Write out the listing below again, precisely as it is given.

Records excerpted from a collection
▼
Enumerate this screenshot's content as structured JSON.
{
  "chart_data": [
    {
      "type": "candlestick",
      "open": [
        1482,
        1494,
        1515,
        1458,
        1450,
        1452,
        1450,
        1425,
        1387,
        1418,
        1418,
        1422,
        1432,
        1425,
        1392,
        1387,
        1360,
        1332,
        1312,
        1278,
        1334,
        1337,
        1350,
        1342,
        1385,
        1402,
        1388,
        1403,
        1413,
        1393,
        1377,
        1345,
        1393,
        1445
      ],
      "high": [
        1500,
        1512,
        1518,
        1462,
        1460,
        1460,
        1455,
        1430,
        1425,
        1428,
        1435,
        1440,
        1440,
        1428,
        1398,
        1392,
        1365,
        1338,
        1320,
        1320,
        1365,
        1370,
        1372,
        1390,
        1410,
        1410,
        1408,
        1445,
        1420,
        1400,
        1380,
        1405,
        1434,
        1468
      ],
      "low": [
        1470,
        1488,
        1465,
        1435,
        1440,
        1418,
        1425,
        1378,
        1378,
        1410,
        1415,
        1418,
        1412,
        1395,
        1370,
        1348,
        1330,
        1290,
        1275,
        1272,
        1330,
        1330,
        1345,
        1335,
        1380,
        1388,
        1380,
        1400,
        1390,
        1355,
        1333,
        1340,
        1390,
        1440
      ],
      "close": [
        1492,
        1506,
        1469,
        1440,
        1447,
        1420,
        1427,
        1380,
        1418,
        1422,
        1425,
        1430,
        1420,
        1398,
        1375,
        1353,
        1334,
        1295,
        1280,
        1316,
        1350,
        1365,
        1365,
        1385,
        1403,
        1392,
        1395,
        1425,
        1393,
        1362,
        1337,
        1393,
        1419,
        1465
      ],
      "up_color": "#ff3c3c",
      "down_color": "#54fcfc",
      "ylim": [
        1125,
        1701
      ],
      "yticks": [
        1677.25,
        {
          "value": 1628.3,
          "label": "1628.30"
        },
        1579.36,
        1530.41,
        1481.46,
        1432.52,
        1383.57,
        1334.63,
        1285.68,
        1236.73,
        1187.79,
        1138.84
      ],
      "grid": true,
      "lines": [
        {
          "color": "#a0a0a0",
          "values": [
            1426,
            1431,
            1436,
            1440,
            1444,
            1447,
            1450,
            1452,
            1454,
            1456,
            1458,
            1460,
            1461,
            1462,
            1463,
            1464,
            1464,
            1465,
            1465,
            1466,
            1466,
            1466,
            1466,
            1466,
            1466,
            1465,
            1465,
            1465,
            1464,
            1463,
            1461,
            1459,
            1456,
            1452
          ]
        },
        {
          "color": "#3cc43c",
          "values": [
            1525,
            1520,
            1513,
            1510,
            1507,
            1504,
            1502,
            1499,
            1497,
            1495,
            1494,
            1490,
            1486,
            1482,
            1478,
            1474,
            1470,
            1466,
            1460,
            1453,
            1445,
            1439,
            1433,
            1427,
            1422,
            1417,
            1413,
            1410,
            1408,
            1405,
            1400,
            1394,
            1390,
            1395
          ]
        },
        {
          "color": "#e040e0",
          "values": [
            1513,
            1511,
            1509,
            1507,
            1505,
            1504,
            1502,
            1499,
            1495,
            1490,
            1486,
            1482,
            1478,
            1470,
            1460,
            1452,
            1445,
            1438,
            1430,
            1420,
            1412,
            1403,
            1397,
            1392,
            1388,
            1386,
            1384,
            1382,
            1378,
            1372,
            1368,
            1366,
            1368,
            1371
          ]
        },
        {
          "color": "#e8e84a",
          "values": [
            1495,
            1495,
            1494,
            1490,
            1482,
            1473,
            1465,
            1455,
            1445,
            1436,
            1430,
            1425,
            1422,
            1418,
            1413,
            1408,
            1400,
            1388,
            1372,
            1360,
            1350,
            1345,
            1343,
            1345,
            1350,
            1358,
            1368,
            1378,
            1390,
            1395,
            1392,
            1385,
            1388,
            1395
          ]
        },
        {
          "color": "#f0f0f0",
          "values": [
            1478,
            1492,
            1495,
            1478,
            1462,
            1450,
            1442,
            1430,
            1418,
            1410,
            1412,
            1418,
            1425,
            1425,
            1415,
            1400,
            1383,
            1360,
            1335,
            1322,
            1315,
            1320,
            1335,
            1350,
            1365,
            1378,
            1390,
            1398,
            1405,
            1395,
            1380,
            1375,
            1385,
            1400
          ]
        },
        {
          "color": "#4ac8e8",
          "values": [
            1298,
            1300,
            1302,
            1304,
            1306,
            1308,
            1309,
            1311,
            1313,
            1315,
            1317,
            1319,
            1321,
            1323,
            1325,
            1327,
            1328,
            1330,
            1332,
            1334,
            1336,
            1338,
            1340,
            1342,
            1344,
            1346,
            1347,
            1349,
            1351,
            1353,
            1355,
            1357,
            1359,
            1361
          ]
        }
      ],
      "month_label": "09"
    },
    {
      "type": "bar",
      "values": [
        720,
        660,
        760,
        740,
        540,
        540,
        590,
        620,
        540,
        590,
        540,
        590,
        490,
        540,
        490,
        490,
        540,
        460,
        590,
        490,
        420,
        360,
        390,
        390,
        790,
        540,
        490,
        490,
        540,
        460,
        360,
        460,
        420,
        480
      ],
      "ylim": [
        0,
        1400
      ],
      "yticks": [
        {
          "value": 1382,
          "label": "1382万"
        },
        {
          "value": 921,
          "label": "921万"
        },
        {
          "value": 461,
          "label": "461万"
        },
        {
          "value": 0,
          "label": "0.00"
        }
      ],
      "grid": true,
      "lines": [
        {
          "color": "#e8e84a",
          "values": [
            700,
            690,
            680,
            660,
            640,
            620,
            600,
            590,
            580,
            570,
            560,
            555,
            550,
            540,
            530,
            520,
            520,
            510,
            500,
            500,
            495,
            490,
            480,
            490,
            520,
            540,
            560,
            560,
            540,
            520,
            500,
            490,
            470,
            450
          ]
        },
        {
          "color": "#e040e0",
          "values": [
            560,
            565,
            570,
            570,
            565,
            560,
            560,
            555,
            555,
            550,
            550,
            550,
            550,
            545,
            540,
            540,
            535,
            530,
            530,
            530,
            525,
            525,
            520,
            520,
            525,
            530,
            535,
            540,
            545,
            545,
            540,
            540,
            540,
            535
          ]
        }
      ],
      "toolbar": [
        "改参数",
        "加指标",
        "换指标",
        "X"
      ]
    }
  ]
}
▲
## Answer for the task
Enumerate this screenshot's content as structured JSON.
{
  "chart_data": [
    {
      "type": "candlestick",
      "open": [
        1482,
        1494,
        1515,
        1458,
        1450,
        1452,
        1450,
        1425,
        1387,
        1418,
        1418,
        1422,
        1432,
        1425,
        1392,
        1387,
        1360,
        1332,
        1312,
        1278,
        1334,
        1337,
        1350,
        1342,
        1385,
        1402,
        1388,
        1403,
        1413,
        1393,
        1377,
        1345,
        1393,
        1445
      ],
      "high": [
        1500,
        1512,
        1518,
        1462,
        1460,
        1460,
        1455,
        1430,
        1425,
        1428,
        1435,
        1440,
        1440,
        1428,
        1398,
        1392,
        1365,
        1338,
        1320,
        1320,
        1365,
        1370,
        1372,
        1390,
        1410,
        1410,
        1408,
        1445,
        1420,
        1400,
        1380,
        1405,
        1434,
        1468
      ],
      "low": [
        1470,
        1488,
        1465,
        1435,
        1440,
        1418,
        1425,
        1378,
        1378,
        1410,
        1415,
        1418,
        1412,
        1395,
        1370,
        1348,
        1330,
        1290,
        1275,
        1272,
        1330,
        1330,
        1345,
        1335,
        1380,
        1388,
        1380,
        1400,
        1390,
        1355,
        1333,
        1340,
        1390,
        1440
      ],
      "close": [
        1492,
        1506,
        1469,
        1440,
        1447,
        1420,
        1427,
        1380,
        1418,
        1422,
        1425,
        1430,
        1420,
        1398,
        1375,
        1353,
        1334,
        1295,
        1280,
        1316,
        1350,
        1365,
        1365,
        1385,
        1403,
        1392,
        1395,
        1425,
        1393,
        1362,
        1337,
        1393,
        1419,
        1465
      ],
      "up_color": "#ff3c3c",
      "down_color": "#54fcfc",
      "ylim": [
        1125,
        1701
      ],
      "yticks": [
        1677.25,
        {
          "value": 1628.3,
          "label": "1628.30"
        },
        1579.36,
        1530.41,
        1481.46,
        1432.52,
        1383.57,
        1334.63,
        1285.68,
        1236.73,
        1187.79,
        1138.84
      ],
      "grid": true,
      "lines": [
        {
          "color": "#a0a0a0",
          "values": [
            1426,
            1431,
            1436,
            1440,
            1444,
            1447,
            1450,
            1452,
            1454,
            1456,
            1458,
            1460,
            1461,
            1462,
            1463,
            1464,
            1464,
            1465,
            1465,
            1466,
            1466,
            1466,
            1466,
            1466,
            1466,
            1465,
            1465,
            1465,
            1464,
            1463,
            1461,
            1459,
            1456,
            1452
          ]
        },
        {
          "color": "#3cc43c",
          "values": [
            1525,
            1520,
            1513,
            1510,
            1507,
            1504,
            1502,
            1499,
            1497,
            1495,
            1494,
            1490,
            1486,
            1482,
            1478,
            1474,
            1470,
            1466,
            1460,
            1453,
            1445,
            1439,
            1433,
            1427,
            1422,
            1417,
            1413,
            1410,
            1408,
            1405,
            1400,
            1394,
            1390,
            1395
          ]
        },
        {
          "color": "#e040e0",
          "values": [
            1513,
            1511,
            1509,
            1507,
            1505,
            1504,
            1502,
            1499,
            1495,
            1490,
            1486,
            1482,
            1478,
            1470,
            1460,
            1452,
            1445,
            1438,
            1430,
            1420,
            1412,
            1403,
            1397,
            1392,
            1388,
            1386,
            1384,
            1382,
            1378,
            1372,
            1368,
            1366,
            1368,
            1371
          ]
        },
        {
          "color": "#e8e84a",
          "values": [
            1495,
            1495,
            1494,
            1490,
            1482,
            1473,
            1465,
            1455,
            1445,
            1436,
            1430,
            1425,
            1422,
            1418,
            1413,
            1408,
            1400,
            1388,
            1372,
            1360,
            1350,
            1345,
            1343,
            1345,
            1350,
            1358,
            1368,
            1378,
            1390,
            1395,
            1392,
            1385,
            1388,
            1395
          ]
        },
        {
          "color": "#f0f0f0",
          "values": [
            1478,
            1492,
            1495,
            1478,
            1462,
            1450,
            1442,
            1430,
            1418,
            1410,
            1412,
            1418,
            1425,
            1425,
            1415,
            1400,
            1383,
            1360,
            1335,
            1322,
            1315,
            1320,
            1335,
            1350,
            1365,
            1378,
            1390,
            1398,
            1405,
            1395,
            1380,
            1375,
            1385,
            1400
          ]
        },
        {
          "color": "#4ac8e8",
          "values": [
            1298,
            1300,
            1302,
            1304,
            1306,
            1308,
            1309,
            1311,
            1313,
            1315,
            1317,
            1319,
            1321,
            1323,
            1325,
            1327,
            1328,
            1330,
            1332,
            1334,
            1336,
            1338,
            1340,
            1342,
            1344,
            1346,
            1347,
            1349,
            1351,
            1353,
            1355,
            1357,
            1359,
            1361
          ]
        }
      ],
      "month_label": "09"
    },
    {
      "type": "bar",
      "values": [
        720,
        660,
        760,
        740,
        540,
        540,
        590,
        620,
        540,
        590,
        540,
        590,
        490,
        540,
        490,
        490,
        540,
        460,
        590,
        490,
        420,
        360,
        390,
        390,
        790,
        540,
        490,
        490,
        540,
        460,
        360,
        460,
        420,
        480
      ],
      "ylim": [
        0,
        1400
      ],
      "yticks": [
        {
          "value": 1382,
          "label": "1382万"
        },
        {
          "value": 921,
          "label": "921万"
        },
        {
          "value": 461,
          "label": "461万"
        },
        {
          "value": 0,
          "label": "0.00"
        }
      ],
      "grid": true,
      "lines": [
        {
          "color": "#e8e84a",
          "values": [
            700,
            690,
            680,
            660,
            640,
            620,
            600,
            590,
            580,
            570,
            560,
            555,
            550,
            540,
            530,
            520,
            520,
            510,
            500,
            500,
            495,
            490,
            480,
            490,
            520,
            540,
            560,
            560,
            540,
            520,
            500,
            490,
            470,
            450
          ]
        },
        {
          "color": "#e040e0",
          "values": [
            560,
            565,
            570,
            570,
            565,
            560,
            560,
            555,
            555,
            550,
            550,
            550,
            550,
            545,
            540,
            540,
            535,
            530,
            530,
            530,
            525,
            525,
            520,
            520,
            525,
            530,
            535,
            540,
            545,
            545,
            540,
            540,
            540,
            535
          ]
        }
      ],
      "toolbar": [
        "改参数",
        "加指标",
        "换指标",
        "X"
      ]
    }
  ]
}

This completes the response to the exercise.